[Start]

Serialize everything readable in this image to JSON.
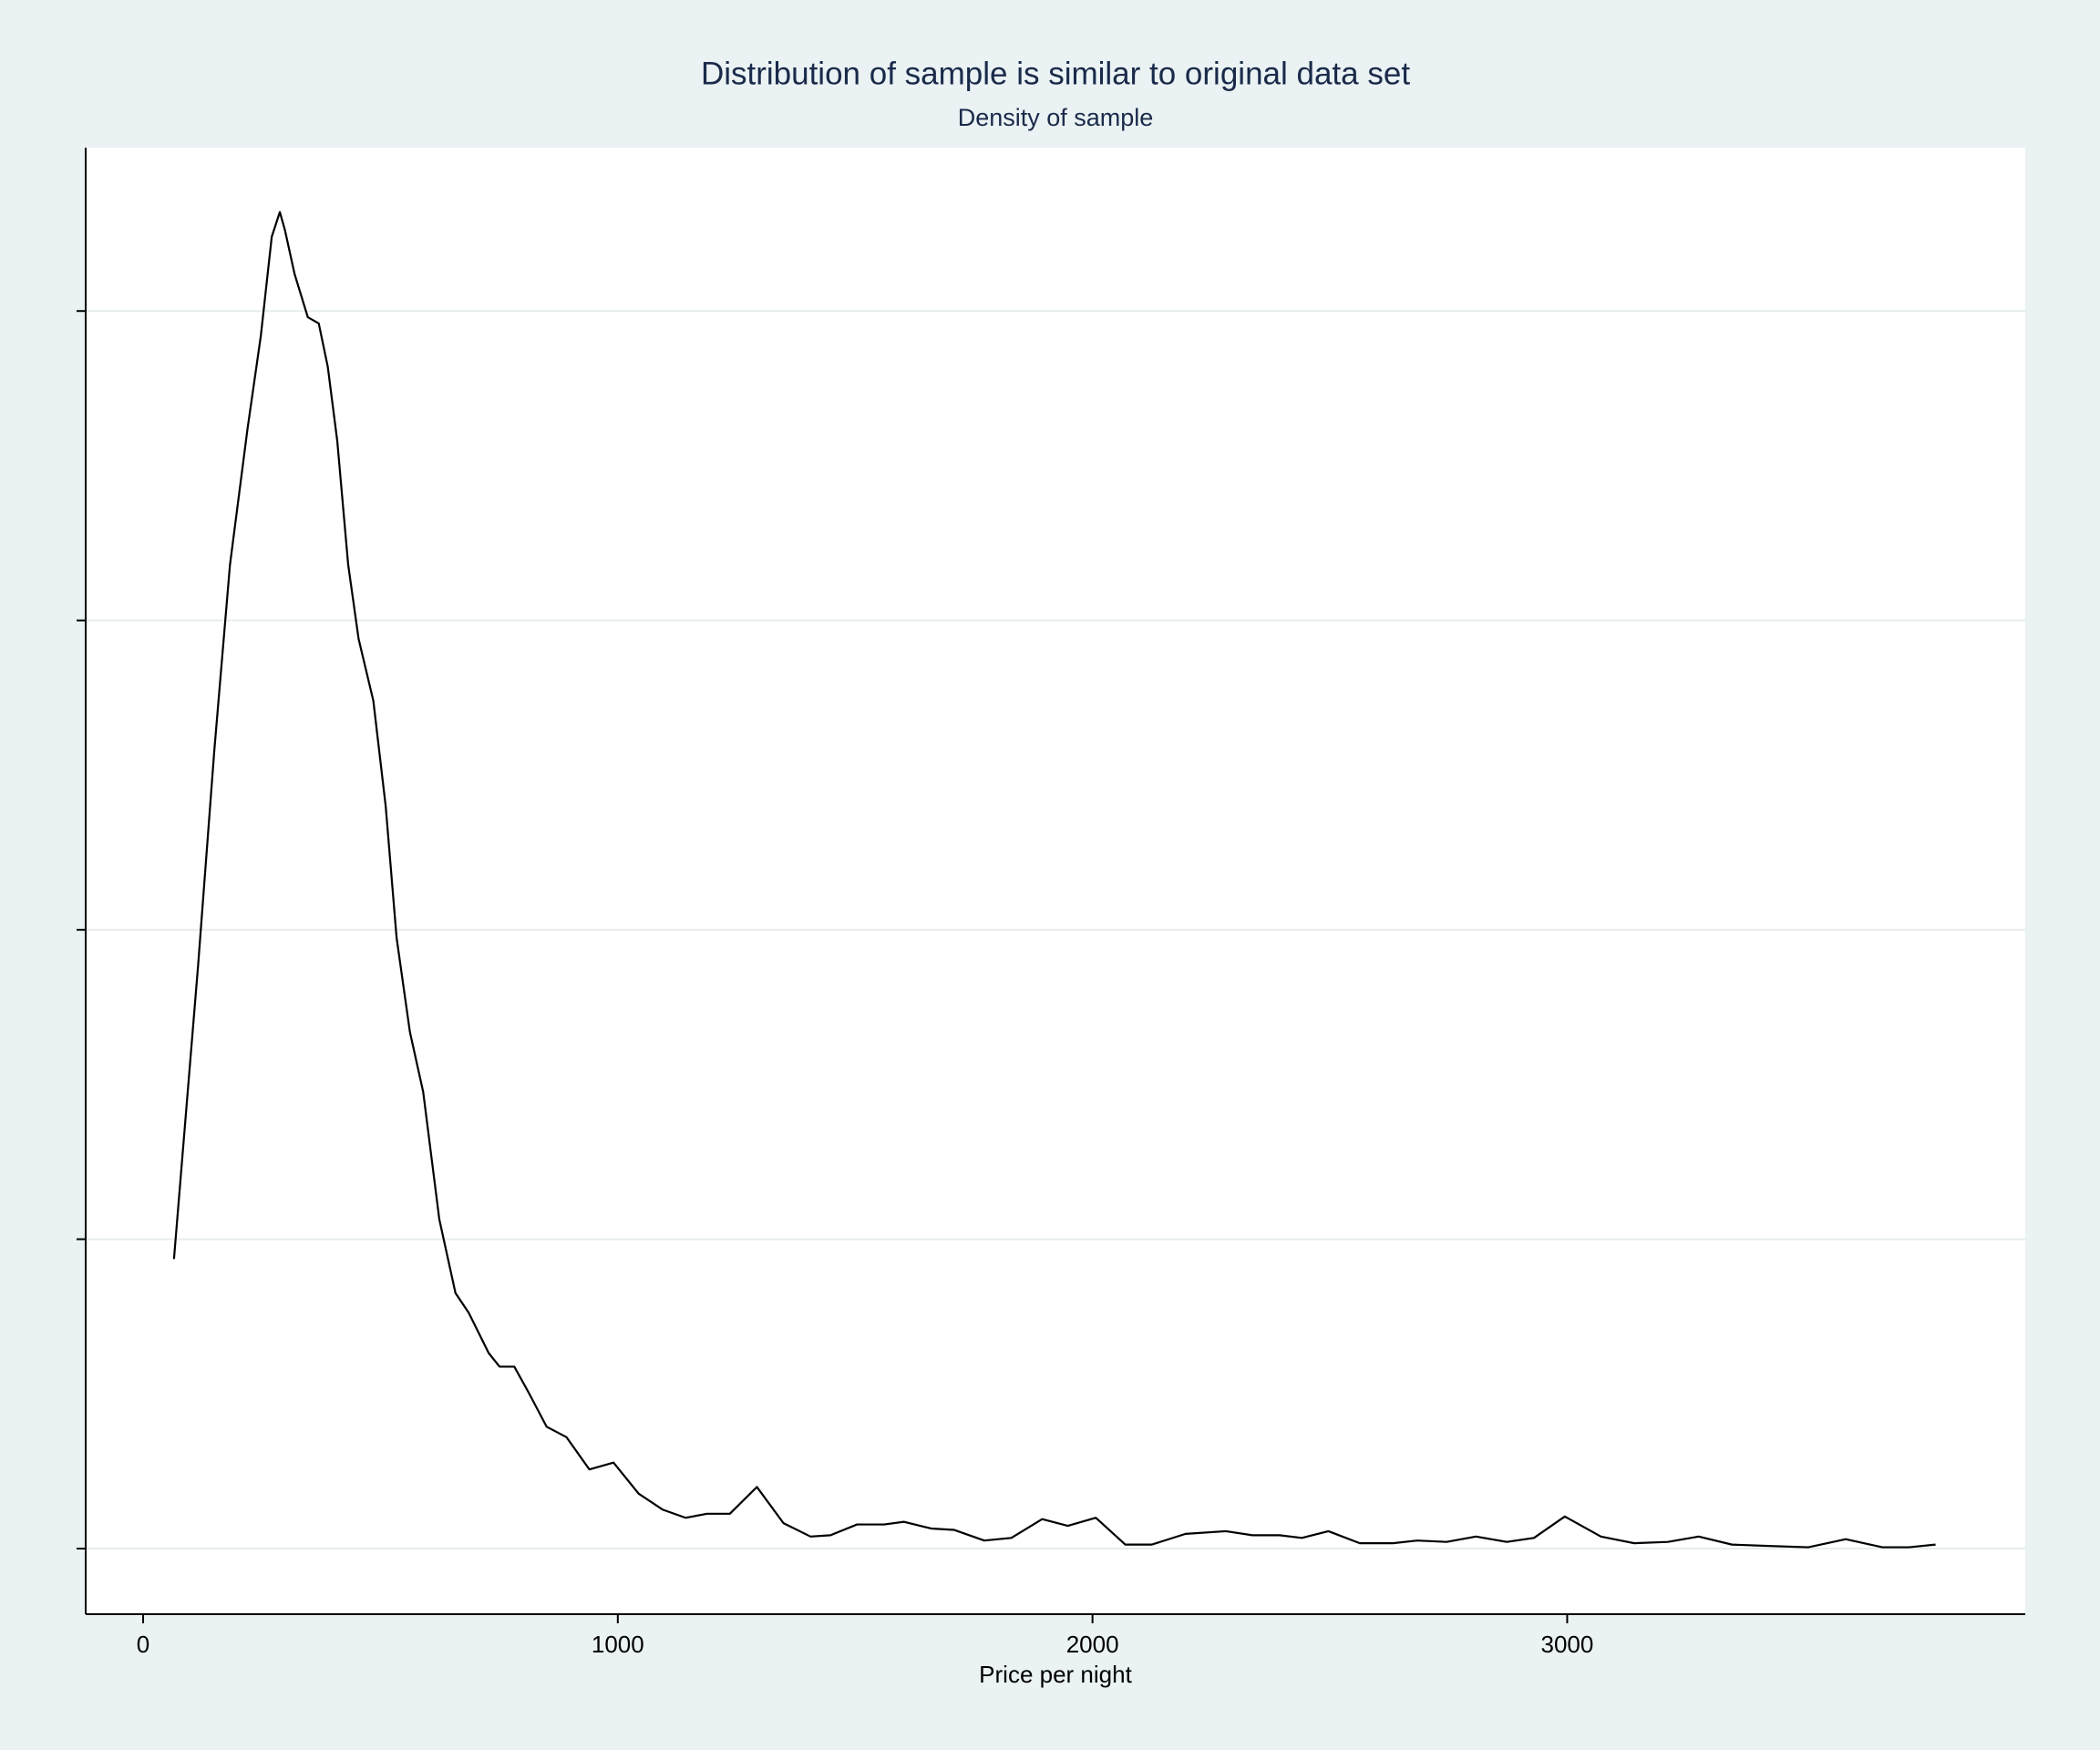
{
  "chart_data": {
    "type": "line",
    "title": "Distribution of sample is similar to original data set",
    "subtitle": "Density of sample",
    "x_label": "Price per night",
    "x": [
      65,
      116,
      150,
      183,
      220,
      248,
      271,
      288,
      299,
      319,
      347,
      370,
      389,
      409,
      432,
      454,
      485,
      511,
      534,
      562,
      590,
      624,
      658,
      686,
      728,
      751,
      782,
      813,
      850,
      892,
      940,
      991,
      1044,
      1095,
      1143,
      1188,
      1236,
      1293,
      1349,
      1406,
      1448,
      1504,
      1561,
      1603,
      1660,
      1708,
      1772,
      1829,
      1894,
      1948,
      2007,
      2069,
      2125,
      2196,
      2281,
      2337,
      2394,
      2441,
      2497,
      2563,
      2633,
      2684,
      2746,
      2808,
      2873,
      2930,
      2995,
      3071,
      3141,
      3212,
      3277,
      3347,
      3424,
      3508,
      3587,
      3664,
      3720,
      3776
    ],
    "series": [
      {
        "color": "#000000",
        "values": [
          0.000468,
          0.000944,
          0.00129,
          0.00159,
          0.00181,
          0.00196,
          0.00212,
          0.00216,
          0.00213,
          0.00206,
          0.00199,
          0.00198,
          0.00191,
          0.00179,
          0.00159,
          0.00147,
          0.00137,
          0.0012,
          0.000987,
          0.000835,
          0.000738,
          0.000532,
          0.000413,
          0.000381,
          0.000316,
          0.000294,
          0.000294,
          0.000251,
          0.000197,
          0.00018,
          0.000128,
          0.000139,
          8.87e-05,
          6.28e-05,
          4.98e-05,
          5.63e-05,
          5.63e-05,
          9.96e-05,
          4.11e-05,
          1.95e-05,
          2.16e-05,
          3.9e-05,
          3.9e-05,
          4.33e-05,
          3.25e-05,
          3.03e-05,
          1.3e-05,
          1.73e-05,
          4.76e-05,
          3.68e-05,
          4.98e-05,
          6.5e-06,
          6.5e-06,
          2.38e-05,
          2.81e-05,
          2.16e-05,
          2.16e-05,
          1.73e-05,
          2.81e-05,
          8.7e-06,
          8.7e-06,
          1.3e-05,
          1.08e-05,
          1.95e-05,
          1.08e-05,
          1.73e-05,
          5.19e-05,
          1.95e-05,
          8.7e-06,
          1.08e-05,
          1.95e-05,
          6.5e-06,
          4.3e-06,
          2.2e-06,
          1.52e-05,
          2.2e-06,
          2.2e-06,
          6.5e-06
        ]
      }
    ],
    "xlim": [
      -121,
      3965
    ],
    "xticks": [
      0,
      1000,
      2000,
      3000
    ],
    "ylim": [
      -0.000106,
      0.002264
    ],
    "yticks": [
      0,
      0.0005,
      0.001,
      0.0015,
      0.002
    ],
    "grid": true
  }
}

[End]
[Start]

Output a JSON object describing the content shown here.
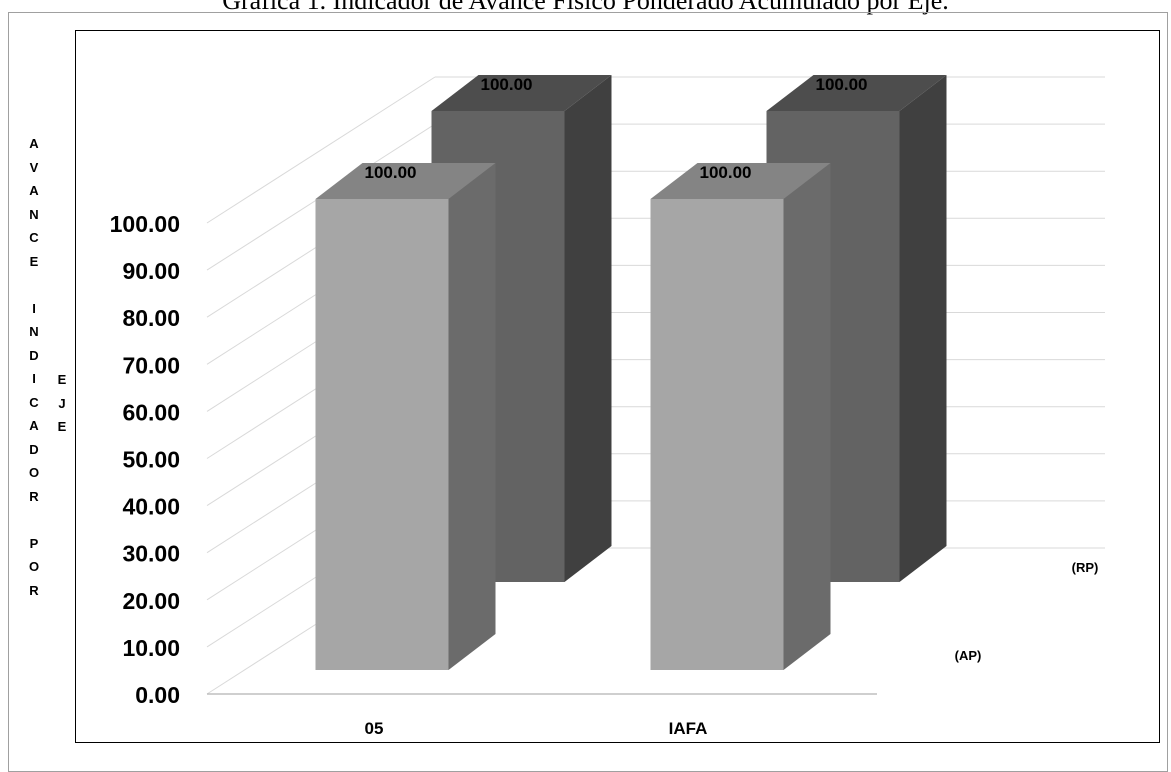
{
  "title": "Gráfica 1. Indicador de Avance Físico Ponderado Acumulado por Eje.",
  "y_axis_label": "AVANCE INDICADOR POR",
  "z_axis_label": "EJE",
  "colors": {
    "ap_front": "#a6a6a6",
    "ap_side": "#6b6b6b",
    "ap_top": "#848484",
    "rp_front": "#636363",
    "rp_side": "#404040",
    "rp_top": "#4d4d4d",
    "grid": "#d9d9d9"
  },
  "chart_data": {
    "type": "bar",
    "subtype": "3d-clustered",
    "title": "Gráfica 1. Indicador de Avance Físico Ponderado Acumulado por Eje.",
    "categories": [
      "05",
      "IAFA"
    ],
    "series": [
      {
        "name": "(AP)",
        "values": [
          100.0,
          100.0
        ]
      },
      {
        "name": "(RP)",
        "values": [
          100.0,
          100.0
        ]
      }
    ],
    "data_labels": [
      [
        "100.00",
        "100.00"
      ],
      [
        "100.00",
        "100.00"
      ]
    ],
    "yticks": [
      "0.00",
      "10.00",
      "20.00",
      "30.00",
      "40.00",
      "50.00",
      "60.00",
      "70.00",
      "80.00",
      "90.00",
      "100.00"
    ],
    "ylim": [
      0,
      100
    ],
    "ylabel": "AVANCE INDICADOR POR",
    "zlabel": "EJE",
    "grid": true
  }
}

[End]

WRITTEN EXERCISE: Go through the entries above and copy every line containing "Acumulado".

THE RESULT:
  "title": "Gráfica 1. Indicador de Avance Físico Ponderado Acumulado por Eje.",
    "title": "Gráfica 1. Indicador de Avance Físico Ponderado Acumulado por Eje.",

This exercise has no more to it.